-- START DATA LISTING --
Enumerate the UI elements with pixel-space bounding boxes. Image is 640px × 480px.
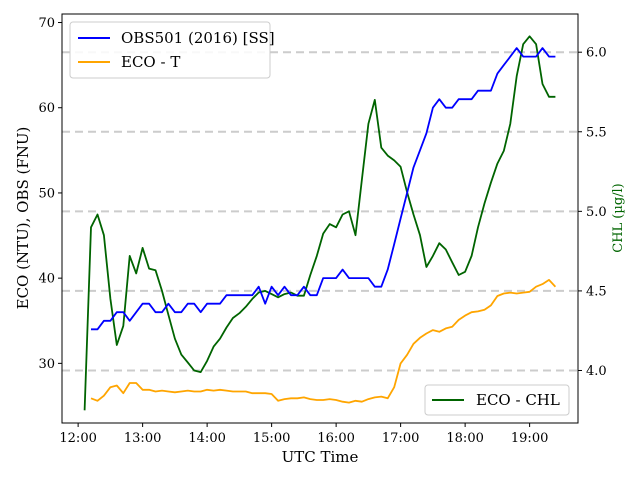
y-right-tick-label-0: 4.0 bbox=[586, 364, 607, 379]
x-axis-label: UTC Time bbox=[282, 448, 359, 466]
series-layer bbox=[83, 35, 557, 411]
y-left-tick-label-1: 40 bbox=[38, 272, 55, 287]
x-tick-label-0: 12:00 bbox=[59, 431, 96, 446]
y-left-tick-label-4: 70 bbox=[38, 16, 55, 31]
series-line-2 bbox=[83, 35, 556, 411]
x-tick-label-7: 19:00 bbox=[511, 431, 548, 446]
legend-right: ECO - CHL bbox=[424, 384, 570, 416]
y-right-tick-label-4: 6.0 bbox=[586, 46, 607, 61]
x-tick-label-2: 14:00 bbox=[188, 431, 225, 446]
y-axis-right: 4.0 4.5 5.0 5.5 6.0 bbox=[578, 46, 607, 379]
plot-frame bbox=[61, 13, 579, 424]
legend-left: OBS501 (2016) [SS] ECO - T bbox=[69, 21, 275, 79]
x-axis: 12:00 13:00 14:00 15:00 16:00 17:00 18:00 19:00 bbox=[59, 423, 548, 446]
y-left-tick-label-0: 30 bbox=[38, 357, 55, 372]
y-right-tick-label-1: 4.5 bbox=[586, 284, 607, 299]
series-line-1 bbox=[90, 278, 557, 404]
legend-right-box bbox=[424, 384, 570, 416]
y-axis-right-label: CHL (µg/l) bbox=[611, 183, 626, 253]
x-tick-label-5: 17:00 bbox=[382, 431, 419, 446]
y-right-tick-label-3: 5.5 bbox=[586, 125, 607, 140]
y-left-tick-label-3: 60 bbox=[38, 101, 55, 116]
x-tick-label-6: 18:00 bbox=[446, 431, 483, 446]
legend-eco-t-label: ECO - T bbox=[121, 53, 180, 71]
y-right-tick-label-2: 5.0 bbox=[586, 205, 607, 220]
legend-obs-label: OBS501 (2016) [SS] bbox=[121, 29, 275, 47]
x-tick-label-4: 16:00 bbox=[317, 431, 354, 446]
gridlines bbox=[62, 51, 578, 372]
y-axis-left-label: ECO (NTU), OBS (FNU) bbox=[14, 127, 32, 310]
x-tick-label-1: 13:00 bbox=[124, 431, 161, 446]
x-tick-label-3: 15:00 bbox=[253, 431, 290, 446]
y-left-tick-label-2: 50 bbox=[38, 186, 55, 201]
series-line-0 bbox=[91, 47, 556, 331]
legend-left-box bbox=[69, 21, 271, 79]
legend-chl-label: ECO - CHL bbox=[476, 391, 560, 409]
y-axis-left: 30 40 50 60 70 bbox=[38, 16, 62, 372]
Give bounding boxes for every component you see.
-- END DATA LISTING --
### [BRIEF]
Quote every line of the entries above word for word, leaving out the pictures.

### [WRITTEN RESPONSE]
Enumerate the UI elements with pixel-space bounding boxes. Image is 640px × 480px.
y-right-tick-label-0: 4.0 bbox=[586, 364, 607, 379]
x-axis-label: UTC Time bbox=[282, 448, 359, 466]
series-layer bbox=[83, 35, 557, 411]
y-left-tick-label-1: 40 bbox=[38, 272, 55, 287]
x-tick-label-0: 12:00 bbox=[59, 431, 96, 446]
y-left-tick-label-4: 70 bbox=[38, 16, 55, 31]
series-line-2 bbox=[83, 35, 556, 411]
x-tick-label-7: 19:00 bbox=[511, 431, 548, 446]
legend-right: ECO - CHL bbox=[424, 384, 570, 416]
y-right-tick-label-4: 6.0 bbox=[586, 46, 607, 61]
x-tick-label-2: 14:00 bbox=[188, 431, 225, 446]
y-axis-right: 4.0 4.5 5.0 5.5 6.0 bbox=[578, 46, 607, 379]
plot-frame bbox=[61, 13, 579, 424]
legend-left: OBS501 (2016) [SS] ECO - T bbox=[69, 21, 275, 79]
x-axis: 12:00 13:00 14:00 15:00 16:00 17:00 18:00 19:00 bbox=[59, 423, 548, 446]
y-left-tick-label-0: 30 bbox=[38, 357, 55, 372]
y-right-tick-label-1: 4.5 bbox=[586, 284, 607, 299]
series-line-1 bbox=[90, 278, 557, 404]
legend-right-box bbox=[424, 384, 570, 416]
y-axis-right-label: CHL (µg/l) bbox=[611, 183, 626, 253]
x-tick-label-5: 17:00 bbox=[382, 431, 419, 446]
y-right-tick-label-3: 5.5 bbox=[586, 125, 607, 140]
y-left-tick-label-3: 60 bbox=[38, 101, 55, 116]
x-tick-label-6: 18:00 bbox=[446, 431, 483, 446]
legend-eco-t-label: ECO - T bbox=[121, 53, 180, 71]
y-right-tick-label-2: 5.0 bbox=[586, 205, 607, 220]
legend-obs-label: OBS501 (2016) [SS] bbox=[121, 29, 275, 47]
x-tick-label-4: 16:00 bbox=[317, 431, 354, 446]
gridlines bbox=[62, 51, 578, 372]
y-axis-left-label: ECO (NTU), OBS (FNU) bbox=[14, 127, 32, 310]
x-tick-label-1: 13:00 bbox=[124, 431, 161, 446]
x-tick-label-3: 15:00 bbox=[253, 431, 290, 446]
y-left-tick-label-2: 50 bbox=[38, 186, 55, 201]
series-line-0 bbox=[91, 47, 556, 331]
legend-left-box bbox=[69, 21, 271, 79]
legend-chl-label: ECO - CHL bbox=[476, 391, 560, 409]
y-axis-left: 30 40 50 60 70 bbox=[38, 16, 62, 372]
Give bounding boxes for every component you see.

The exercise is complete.